● What needs to be done:
Retype the whole listing verbatim and keep the pictures out of it.

#### Material for this exercise

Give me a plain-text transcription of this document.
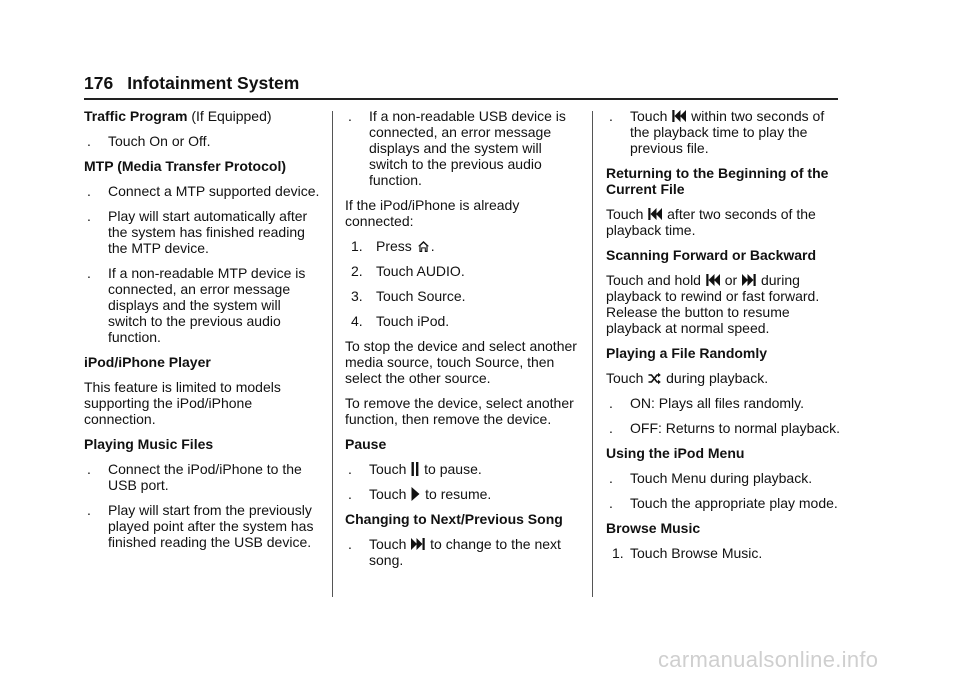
176 Infotainment System
Traffic Program (If Equipped)
. Touch On or Off.
MTP (Media Transfer Protocol)
. Connect a MTP supported device.
. Play will start automatically after the system has finished reading the MTP device.
. If a non-readable MTP device is connected, an error message displays and the system will switch to the previous audio function.
iPod/iPhone Player
This feature is limited to models supporting the iPod/iPhone connection.
Playing Music Files
. Connect the iPod/iPhone to the USB port.
. Play will start from the previously played point after the system has finished reading the USB device.
. If a non-readable USB device is connected, an error message displays and the system will switch to the previous audio function.
If the iPod/iPhone is already connected:
1. Press
.
2. Touch AUDIO.
3. Touch Source.
4. Touch iPod.
To stop the device and select another media source, touch Source, then select the other source.
To remove the device, select another function, then remove the device.
Pause
. Touch
to pause.
. Touch
to resume.
Changing to Next/Previous Song
. Touch
to change to the next song.
. Touch
within two seconds of the playback time to play the previous file.
Returning to the Beginning of the Current File
Touch
after two seconds of the playback time.
Scanning Forward or Backward
Touch and hold
or
during playback to rewind or fast forward. Release the button to resume playback at normal speed.
Playing a File Randomly
Touch
during playback.
. ON: Plays all files randomly.
. OFF: Returns to normal playback.
Using the iPod Menu
. Touch Menu during playback.
. Touch the appropriate play mode.
Browse Music
1. Touch Browse Music.
carmanualsonline.info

########

● Exercise answer:
Give me a plain-text transcription of this document.
176 Infotainment System
Traffic Program (If Equipped)
. Touch On or Off.
MTP (Media Transfer Protocol)
. Connect a MTP supported device.
. Play will start automatically after the system has finished reading the MTP device.
. If a non-readable MTP device is connected, an error message displays and the system will switch to the previous audio function.
iPod/iPhone Player
This feature is limited to models supporting the iPod/iPhone connection.
Playing Music Files
. Connect the iPod/iPhone to the USB port.
. Play will start from the previously played point after the system has finished reading the USB device.
. If a non-readable USB device is connected, an error message displays and the system will switch to the previous audio function.
If the iPod/iPhone is already connected:
1. Press
.
2. Touch AUDIO.
3. Touch Source.
4. Touch iPod.
To stop the device and select another media source, touch Source, then select the other source.
To remove the device, select another function, then remove the device.
Pause
. Touch
to pause.
. Touch
to resume.
Changing to Next/Previous Song
. Touch
to change to the next song.
. Touch
within two seconds of the playback time to play the previous file.
Returning to the Beginning of the Current File
Touch
after two seconds of the playback time.
Scanning Forward or Backward
Touch and hold
or
during playback to rewind or fast forward. Release the button to resume playback at normal speed.
Playing a File Randomly
Touch
during playback.
. ON: Plays all files randomly.
. OFF: Returns to normal playback.
Using the iPod Menu
. Touch Menu during playback.
. Touch the appropriate play mode.
Browse Music
1. Touch Browse Music.
carmanualsonline.info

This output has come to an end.